PAGE EXTRACT Block Start

Tournament statistics
- Matches played: 39
- Goals scored: 84 (2.15 per match)
- Top goal scorer(s): Abubakar Oumarou (Vojvodina) 3 goals

= 2012–13 Serbian Cup =

The 2012–13 Serbian Cup season is the seventh season of the Serbian national football tournament.

The competition started on 5 September 2012 and concluded with the final on 8 May 2013.

The winner of the competition qualified for the 2013–14 UEFA Europa League.

==Preliminary round==
A preliminary round was held in order to reduce the number of teams competing in the next round to 32. It consisted of 7 single-legged ties, with penalty shoot-out as decider, if the score was tied after 90 minutes. Appearing in this round were bottom 9 teams from 2011–12 Serbian First League, as well as 5 regional cup winners. The draw contained seeded and unseeded teams. Bottom 9 teams from 2011–12 Serbian First League (RFK Novi Sad, OFK Mladenovac, Kolubara, Čukarički, Banat, Radnički Sombor, Mladi Radnik, Sinđelić Niš and Srem) were set as seeded teams, with 5 regional cup winners (Dunav, Kovačevac, Timok, Jedinstvo Užice and Trepča) being set as unseeded teams. After drawing 5 seeded-unseeded match-ups, remaining 2 fixtures were determined by regular draw, without seeds. The matches were played on 5 and 12 September 2012.

5 September 2012
Čukarički (II) 2-1 Srem (III)

PAGE EXTRACT Block End
DATA RECORDS Block Start

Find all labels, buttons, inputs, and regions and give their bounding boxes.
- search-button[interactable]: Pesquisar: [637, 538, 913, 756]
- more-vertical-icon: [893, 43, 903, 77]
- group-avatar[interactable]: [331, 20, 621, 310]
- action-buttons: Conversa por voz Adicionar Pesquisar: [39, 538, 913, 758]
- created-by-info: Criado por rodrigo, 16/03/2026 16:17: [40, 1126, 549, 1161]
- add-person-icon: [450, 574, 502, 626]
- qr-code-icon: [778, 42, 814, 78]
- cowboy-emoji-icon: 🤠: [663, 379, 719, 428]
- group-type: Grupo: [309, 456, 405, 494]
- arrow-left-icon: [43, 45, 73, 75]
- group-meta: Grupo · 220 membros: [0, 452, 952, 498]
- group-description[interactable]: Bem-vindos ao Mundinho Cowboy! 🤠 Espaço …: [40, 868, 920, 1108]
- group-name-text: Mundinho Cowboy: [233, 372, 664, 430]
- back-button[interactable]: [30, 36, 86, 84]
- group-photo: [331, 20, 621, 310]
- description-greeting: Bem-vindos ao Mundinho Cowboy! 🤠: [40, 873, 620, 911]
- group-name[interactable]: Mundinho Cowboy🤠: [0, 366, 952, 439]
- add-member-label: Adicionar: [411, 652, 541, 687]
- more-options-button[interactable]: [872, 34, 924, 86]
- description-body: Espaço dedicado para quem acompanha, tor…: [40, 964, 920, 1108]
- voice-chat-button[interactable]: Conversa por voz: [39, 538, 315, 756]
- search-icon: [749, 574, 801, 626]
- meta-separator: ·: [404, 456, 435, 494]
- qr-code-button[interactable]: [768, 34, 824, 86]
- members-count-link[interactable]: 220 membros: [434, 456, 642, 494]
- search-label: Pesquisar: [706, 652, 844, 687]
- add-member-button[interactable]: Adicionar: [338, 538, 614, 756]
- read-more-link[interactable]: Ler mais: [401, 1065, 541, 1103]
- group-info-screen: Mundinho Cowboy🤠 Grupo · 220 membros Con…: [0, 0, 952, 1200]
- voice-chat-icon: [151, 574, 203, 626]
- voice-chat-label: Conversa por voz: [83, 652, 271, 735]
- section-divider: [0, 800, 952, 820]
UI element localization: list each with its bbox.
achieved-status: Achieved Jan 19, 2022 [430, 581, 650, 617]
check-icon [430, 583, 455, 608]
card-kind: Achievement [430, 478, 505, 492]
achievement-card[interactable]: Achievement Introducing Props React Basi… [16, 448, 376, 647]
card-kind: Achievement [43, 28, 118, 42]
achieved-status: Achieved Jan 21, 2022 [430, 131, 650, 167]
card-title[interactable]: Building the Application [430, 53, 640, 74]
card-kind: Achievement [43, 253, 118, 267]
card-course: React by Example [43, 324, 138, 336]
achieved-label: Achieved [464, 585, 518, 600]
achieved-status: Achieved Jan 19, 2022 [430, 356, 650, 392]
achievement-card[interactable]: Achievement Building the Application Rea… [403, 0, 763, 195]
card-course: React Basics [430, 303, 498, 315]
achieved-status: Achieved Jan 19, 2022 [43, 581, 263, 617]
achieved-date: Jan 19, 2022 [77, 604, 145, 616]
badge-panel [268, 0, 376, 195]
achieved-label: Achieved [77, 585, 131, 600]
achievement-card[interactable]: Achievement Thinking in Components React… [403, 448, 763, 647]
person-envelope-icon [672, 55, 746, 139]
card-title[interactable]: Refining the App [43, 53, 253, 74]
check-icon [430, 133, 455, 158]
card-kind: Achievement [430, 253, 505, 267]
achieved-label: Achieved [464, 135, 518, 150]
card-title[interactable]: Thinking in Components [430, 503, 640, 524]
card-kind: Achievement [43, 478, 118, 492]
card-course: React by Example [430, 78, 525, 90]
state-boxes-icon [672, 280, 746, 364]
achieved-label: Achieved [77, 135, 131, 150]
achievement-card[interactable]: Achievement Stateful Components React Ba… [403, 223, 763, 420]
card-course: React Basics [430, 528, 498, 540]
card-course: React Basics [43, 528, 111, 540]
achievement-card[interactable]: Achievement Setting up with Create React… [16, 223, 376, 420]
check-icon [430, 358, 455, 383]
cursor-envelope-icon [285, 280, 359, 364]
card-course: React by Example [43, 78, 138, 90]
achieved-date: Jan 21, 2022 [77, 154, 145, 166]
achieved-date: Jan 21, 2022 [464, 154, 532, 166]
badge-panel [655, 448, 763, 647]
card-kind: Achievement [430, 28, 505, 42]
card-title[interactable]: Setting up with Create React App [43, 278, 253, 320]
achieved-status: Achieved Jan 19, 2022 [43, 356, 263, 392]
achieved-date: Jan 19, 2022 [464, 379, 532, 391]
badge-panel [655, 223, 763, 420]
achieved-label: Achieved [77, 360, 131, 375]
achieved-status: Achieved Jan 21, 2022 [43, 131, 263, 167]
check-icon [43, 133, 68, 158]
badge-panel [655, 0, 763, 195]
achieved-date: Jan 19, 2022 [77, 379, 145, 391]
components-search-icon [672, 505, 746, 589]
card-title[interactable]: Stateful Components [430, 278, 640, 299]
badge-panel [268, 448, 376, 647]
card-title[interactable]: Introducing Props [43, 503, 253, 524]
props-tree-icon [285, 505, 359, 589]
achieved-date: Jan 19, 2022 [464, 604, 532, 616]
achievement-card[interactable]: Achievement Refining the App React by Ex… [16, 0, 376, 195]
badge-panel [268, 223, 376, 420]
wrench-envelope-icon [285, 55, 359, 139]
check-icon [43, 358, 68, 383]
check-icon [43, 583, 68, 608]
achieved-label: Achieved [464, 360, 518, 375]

DATA RECORDS Block End

**EXERCISE REQUIREMENTS**.
a) In the Serbian Cup extract, on what date was the final played?
b) Please explain, based on the Serbian Cup extract, why a preliminary round was held.

**ANSWERS IN ORDER**.
a) 8 May 2013

b) The preliminary round was held to cut the number of teams competing in the next round to 32. It had 7 single-legged ties between the bottom 9 teams from the 2011–12 Serbian First League and 5 regional cup winners.